_Goal_
Scan the records for the string "dates"; copy each line where it occurs.

Collected data entries
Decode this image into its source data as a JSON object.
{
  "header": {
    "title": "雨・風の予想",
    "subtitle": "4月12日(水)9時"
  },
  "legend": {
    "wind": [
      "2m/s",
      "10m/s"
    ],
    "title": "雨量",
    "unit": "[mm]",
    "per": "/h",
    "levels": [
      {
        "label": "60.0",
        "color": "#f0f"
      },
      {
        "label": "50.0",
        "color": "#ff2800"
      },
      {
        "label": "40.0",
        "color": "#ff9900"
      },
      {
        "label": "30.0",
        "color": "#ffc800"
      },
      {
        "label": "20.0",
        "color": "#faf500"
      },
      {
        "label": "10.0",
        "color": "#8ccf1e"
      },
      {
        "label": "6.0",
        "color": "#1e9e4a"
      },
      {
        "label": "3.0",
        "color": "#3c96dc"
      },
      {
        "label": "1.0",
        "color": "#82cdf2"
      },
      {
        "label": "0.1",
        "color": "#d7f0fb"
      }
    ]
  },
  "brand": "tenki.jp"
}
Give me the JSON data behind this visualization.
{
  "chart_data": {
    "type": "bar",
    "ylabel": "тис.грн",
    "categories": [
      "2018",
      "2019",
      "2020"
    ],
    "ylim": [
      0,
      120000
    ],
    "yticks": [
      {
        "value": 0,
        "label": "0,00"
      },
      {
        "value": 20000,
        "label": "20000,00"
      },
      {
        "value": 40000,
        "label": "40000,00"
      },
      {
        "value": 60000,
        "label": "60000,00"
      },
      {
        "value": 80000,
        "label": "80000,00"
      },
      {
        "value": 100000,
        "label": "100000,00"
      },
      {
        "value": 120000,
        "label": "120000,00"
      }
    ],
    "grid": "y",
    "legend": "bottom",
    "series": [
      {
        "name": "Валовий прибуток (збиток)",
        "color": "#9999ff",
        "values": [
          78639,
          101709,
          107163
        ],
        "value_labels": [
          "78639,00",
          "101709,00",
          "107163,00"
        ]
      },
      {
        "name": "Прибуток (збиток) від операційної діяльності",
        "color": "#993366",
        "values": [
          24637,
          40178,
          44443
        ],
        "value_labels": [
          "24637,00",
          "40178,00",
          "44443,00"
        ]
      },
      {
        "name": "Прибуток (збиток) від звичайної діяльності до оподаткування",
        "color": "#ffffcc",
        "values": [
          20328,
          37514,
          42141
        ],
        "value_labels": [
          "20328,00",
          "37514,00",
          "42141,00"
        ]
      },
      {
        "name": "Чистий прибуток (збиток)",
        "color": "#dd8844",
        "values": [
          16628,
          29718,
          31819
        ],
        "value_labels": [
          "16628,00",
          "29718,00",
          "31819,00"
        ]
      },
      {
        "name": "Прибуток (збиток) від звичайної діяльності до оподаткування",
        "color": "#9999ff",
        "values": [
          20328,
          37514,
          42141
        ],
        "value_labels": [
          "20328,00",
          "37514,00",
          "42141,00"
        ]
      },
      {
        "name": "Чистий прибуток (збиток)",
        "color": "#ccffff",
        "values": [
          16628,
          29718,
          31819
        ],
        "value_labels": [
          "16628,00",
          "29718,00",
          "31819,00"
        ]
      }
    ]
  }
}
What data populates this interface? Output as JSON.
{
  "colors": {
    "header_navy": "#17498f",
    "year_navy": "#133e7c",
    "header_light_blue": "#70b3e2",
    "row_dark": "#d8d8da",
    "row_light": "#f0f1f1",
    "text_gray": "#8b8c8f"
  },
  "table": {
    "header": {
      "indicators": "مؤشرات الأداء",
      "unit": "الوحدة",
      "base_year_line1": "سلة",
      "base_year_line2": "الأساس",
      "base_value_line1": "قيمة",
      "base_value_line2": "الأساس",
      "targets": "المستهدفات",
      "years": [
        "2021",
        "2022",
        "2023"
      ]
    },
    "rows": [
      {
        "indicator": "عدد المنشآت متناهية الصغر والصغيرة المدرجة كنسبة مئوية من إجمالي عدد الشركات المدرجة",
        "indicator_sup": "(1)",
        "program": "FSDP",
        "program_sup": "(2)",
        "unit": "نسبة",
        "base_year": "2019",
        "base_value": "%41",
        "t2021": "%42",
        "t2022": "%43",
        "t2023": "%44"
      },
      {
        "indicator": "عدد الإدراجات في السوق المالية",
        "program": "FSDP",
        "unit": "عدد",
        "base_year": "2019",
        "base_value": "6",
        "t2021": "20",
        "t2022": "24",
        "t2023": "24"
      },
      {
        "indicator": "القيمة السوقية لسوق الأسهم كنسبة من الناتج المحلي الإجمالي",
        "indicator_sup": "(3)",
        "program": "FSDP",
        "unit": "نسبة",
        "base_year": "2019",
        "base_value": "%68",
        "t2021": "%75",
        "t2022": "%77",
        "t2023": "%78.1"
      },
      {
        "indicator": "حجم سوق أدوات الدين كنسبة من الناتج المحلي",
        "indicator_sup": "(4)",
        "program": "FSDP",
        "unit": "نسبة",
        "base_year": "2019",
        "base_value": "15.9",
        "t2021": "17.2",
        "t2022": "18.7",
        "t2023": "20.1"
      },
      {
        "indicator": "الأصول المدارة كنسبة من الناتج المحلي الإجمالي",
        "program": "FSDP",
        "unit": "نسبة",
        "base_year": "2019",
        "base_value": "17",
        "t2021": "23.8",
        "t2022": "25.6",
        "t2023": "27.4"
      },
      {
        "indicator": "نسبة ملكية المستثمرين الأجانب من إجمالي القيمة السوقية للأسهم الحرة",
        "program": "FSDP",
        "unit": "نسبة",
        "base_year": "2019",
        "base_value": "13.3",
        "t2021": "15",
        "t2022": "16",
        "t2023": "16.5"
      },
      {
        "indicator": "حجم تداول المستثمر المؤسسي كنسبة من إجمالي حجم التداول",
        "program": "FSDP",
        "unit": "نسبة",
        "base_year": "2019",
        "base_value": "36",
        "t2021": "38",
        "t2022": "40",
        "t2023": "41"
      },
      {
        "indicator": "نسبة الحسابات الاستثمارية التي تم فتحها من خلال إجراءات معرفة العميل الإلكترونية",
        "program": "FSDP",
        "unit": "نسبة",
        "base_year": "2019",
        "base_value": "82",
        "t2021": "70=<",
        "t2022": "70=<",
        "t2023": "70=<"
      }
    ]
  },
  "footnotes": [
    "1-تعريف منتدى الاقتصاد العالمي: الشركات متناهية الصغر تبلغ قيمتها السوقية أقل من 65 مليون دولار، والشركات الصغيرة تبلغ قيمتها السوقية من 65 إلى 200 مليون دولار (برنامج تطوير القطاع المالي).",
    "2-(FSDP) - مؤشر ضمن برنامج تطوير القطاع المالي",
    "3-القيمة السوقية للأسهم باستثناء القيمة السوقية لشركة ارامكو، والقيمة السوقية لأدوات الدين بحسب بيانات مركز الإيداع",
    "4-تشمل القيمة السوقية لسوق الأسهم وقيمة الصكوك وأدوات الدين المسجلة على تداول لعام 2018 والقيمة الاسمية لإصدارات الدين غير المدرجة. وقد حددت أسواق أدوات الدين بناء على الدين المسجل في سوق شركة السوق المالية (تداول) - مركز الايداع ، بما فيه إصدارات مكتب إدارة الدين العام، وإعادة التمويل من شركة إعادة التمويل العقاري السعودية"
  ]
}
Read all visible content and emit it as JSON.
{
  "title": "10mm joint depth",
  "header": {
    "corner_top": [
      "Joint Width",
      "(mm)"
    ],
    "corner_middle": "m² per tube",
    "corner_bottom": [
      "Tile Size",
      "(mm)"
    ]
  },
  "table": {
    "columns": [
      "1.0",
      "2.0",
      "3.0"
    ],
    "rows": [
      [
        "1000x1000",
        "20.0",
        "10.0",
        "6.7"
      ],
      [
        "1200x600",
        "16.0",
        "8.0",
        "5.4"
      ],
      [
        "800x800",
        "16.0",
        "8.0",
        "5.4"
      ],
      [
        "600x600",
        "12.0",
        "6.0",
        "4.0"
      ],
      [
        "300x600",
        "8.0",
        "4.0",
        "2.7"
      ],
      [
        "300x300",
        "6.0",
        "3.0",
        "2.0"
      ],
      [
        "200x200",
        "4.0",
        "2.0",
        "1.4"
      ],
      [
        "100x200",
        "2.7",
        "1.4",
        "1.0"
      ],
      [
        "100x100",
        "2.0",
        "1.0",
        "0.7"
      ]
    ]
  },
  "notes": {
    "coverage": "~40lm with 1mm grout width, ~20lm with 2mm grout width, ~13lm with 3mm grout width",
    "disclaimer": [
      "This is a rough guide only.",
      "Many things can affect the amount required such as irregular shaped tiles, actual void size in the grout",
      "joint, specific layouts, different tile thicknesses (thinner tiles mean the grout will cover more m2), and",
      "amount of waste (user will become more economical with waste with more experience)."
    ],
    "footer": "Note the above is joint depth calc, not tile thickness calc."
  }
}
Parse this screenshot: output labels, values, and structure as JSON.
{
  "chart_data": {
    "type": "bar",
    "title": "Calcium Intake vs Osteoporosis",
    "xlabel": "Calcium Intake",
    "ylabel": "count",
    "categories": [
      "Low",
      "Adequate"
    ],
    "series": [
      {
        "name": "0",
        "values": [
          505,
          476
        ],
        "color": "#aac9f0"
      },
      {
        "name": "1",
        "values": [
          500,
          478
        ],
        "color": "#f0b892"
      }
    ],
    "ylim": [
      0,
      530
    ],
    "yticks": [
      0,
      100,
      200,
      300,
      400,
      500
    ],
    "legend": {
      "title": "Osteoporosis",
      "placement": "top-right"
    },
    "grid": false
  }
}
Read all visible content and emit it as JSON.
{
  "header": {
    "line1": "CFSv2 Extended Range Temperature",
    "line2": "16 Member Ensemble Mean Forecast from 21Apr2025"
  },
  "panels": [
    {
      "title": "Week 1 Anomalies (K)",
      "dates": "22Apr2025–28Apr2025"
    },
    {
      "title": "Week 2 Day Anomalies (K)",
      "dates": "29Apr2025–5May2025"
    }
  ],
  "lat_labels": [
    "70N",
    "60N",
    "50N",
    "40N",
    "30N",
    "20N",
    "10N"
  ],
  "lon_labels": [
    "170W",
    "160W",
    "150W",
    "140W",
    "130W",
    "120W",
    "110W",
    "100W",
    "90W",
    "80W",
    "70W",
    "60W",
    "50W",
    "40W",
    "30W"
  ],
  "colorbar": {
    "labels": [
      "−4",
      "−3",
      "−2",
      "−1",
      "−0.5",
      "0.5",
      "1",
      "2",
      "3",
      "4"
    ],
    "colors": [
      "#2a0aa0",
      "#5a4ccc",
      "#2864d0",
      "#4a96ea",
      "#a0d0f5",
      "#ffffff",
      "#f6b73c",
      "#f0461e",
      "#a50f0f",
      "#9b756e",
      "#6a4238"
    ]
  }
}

_Task solution_
      "dates": "22Apr2025–28Apr2025"
      "dates": "29Apr2025–5May2025"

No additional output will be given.